===== Dataset

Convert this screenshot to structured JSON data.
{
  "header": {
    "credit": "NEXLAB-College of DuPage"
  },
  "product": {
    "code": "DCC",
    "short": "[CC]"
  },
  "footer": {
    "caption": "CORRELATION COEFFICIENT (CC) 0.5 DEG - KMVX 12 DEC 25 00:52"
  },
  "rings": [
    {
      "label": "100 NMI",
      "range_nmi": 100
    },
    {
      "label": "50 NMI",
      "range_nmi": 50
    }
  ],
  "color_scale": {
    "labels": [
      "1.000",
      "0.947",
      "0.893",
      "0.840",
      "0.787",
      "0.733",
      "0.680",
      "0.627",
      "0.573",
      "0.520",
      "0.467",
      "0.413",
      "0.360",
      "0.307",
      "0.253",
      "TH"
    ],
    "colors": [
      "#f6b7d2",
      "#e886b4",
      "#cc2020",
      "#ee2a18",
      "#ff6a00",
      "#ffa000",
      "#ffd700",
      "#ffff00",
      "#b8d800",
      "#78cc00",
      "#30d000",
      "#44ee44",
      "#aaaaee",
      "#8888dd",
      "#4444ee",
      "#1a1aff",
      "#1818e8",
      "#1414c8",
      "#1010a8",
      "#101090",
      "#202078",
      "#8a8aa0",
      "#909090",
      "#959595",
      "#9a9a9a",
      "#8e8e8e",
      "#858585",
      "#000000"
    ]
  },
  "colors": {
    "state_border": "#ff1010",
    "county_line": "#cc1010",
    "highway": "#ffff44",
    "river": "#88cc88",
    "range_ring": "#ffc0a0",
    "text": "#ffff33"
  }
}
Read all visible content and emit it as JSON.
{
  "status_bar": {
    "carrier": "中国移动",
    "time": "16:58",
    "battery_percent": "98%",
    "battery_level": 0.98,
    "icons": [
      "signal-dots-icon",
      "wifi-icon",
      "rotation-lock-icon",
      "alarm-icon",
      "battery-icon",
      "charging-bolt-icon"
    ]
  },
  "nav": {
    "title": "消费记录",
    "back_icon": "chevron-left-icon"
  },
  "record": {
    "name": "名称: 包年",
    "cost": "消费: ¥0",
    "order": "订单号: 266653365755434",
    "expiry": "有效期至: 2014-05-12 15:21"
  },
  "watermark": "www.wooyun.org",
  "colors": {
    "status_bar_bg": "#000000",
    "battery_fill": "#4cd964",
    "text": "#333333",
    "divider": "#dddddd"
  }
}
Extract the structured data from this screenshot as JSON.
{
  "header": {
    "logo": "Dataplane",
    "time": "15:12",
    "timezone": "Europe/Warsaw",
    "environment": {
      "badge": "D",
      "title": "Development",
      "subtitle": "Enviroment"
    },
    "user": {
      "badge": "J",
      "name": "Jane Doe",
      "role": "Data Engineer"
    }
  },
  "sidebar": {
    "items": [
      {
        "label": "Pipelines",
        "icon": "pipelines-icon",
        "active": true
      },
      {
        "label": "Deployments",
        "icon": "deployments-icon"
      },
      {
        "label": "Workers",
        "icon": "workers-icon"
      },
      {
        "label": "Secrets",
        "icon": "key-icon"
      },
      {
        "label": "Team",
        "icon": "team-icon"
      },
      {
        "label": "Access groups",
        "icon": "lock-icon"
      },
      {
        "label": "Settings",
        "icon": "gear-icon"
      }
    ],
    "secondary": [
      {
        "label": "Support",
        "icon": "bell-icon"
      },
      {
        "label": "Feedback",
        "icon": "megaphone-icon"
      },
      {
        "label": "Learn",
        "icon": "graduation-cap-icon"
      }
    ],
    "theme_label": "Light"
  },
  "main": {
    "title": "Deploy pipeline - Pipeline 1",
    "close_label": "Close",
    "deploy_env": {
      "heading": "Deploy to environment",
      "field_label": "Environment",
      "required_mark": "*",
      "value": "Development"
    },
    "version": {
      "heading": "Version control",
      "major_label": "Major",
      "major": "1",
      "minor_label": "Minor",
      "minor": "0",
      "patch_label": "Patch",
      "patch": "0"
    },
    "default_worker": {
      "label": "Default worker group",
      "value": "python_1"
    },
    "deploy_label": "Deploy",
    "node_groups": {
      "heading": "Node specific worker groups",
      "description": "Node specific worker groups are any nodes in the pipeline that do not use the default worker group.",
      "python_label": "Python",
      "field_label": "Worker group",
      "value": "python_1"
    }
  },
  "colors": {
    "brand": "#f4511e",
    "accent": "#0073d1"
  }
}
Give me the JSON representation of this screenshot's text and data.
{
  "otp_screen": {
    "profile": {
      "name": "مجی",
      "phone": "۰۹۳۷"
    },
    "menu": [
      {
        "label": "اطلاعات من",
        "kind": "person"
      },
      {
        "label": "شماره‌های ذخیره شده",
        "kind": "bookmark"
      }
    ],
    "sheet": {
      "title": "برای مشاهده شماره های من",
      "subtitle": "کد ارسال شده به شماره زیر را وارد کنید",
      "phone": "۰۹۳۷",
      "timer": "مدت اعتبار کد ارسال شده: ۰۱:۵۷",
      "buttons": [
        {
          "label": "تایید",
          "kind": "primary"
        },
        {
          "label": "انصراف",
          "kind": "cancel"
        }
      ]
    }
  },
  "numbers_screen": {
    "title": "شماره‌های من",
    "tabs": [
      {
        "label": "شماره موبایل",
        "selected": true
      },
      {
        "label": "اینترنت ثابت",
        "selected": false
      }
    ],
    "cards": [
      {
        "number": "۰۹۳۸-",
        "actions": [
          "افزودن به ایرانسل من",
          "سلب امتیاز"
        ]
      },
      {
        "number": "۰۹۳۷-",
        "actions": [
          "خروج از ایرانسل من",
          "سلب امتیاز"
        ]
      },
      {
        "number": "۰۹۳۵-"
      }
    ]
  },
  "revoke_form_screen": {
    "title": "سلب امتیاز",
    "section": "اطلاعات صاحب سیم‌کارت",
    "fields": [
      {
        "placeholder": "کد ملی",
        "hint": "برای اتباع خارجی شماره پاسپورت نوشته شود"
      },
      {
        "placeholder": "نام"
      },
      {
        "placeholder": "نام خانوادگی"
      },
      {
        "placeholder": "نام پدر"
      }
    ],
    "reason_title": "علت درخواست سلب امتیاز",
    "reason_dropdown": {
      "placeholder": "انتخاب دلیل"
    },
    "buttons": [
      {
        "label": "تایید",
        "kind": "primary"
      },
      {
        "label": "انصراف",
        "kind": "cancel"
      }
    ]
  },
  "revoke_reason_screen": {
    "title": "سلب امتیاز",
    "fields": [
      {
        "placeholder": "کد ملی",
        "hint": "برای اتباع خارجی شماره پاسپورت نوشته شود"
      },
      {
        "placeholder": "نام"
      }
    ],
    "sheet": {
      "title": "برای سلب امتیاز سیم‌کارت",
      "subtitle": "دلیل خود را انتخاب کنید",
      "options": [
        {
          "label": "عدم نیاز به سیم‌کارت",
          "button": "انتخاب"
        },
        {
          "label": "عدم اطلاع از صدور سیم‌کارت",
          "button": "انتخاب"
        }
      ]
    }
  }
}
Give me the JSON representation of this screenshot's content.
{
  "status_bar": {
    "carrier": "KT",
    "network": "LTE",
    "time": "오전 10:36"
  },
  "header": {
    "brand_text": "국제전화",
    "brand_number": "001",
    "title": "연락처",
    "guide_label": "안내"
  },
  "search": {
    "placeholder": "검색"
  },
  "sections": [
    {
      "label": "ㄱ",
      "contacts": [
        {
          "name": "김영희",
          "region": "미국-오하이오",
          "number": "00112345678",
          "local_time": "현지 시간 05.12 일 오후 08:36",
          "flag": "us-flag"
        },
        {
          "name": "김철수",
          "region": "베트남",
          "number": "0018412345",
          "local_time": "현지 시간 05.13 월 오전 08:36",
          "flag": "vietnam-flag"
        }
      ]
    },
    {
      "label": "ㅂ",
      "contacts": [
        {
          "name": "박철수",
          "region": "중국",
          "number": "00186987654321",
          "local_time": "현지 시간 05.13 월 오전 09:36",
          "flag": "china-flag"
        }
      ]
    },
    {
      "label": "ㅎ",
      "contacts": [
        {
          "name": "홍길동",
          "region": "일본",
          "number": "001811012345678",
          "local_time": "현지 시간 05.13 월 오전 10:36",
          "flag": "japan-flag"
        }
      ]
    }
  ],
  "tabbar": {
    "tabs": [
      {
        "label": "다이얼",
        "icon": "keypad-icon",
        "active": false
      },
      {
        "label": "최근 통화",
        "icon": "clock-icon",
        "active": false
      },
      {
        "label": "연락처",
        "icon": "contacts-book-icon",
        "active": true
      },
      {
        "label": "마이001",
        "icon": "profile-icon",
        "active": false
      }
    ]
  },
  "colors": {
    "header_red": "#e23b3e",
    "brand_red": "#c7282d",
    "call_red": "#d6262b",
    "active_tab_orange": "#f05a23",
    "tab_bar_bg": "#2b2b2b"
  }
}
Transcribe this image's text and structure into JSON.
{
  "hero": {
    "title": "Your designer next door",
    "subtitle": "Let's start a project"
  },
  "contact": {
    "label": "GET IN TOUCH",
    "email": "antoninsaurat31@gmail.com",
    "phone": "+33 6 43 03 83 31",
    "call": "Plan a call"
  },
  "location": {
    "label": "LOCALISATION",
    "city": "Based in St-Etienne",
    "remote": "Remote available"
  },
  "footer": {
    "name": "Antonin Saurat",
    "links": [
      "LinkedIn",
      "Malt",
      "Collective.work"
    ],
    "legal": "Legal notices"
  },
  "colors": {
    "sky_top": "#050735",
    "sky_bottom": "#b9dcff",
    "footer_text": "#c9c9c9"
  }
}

==========

Each line that has the word "انتخاب" should be copied.

      "placeholder": "انتخاب دلیل"
      "subtitle": "دلیل خود را انتخاب کنید",
          "button": "انتخاب"
          "button": "انتخاب"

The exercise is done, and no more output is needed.